◆ Data provided:

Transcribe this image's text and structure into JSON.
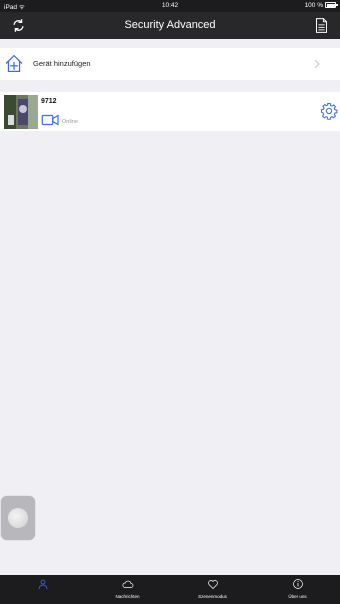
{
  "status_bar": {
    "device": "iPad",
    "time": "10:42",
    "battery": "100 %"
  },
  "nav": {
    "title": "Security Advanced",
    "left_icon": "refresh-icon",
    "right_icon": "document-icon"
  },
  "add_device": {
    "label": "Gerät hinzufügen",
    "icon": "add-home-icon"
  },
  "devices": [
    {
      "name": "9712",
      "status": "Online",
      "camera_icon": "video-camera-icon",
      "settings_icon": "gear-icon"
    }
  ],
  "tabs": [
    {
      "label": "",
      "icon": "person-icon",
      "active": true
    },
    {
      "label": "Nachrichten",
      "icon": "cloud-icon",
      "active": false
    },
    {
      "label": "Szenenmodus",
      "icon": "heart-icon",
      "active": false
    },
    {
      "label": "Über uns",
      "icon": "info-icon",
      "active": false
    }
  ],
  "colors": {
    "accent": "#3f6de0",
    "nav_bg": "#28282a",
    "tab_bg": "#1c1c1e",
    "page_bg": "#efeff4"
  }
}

◆ Task goal: Pictures are to be left out; the records above must be repeated word for word.

◆ Exercise answer:
Transcribe this image's text and structure into JSON.
{
  "status_bar": {
    "device": "iPad",
    "time": "10:42",
    "battery": "100 %"
  },
  "nav": {
    "title": "Security Advanced",
    "left_icon": "refresh-icon",
    "right_icon": "document-icon"
  },
  "add_device": {
    "label": "Gerät hinzufügen",
    "icon": "add-home-icon"
  },
  "devices": [
    {
      "name": "9712",
      "status": "Online",
      "camera_icon": "video-camera-icon",
      "settings_icon": "gear-icon"
    }
  ],
  "tabs": [
    {
      "label": "",
      "icon": "person-icon",
      "active": true
    },
    {
      "label": "Nachrichten",
      "icon": "cloud-icon",
      "active": false
    },
    {
      "label": "Szenenmodus",
      "icon": "heart-icon",
      "active": false
    },
    {
      "label": "Über uns",
      "icon": "info-icon",
      "active": false
    }
  ],
  "colors": {
    "accent": "#3f6de0",
    "nav_bg": "#28282a",
    "tab_bg": "#1c1c1e",
    "page_bg": "#efeff4"
  }
}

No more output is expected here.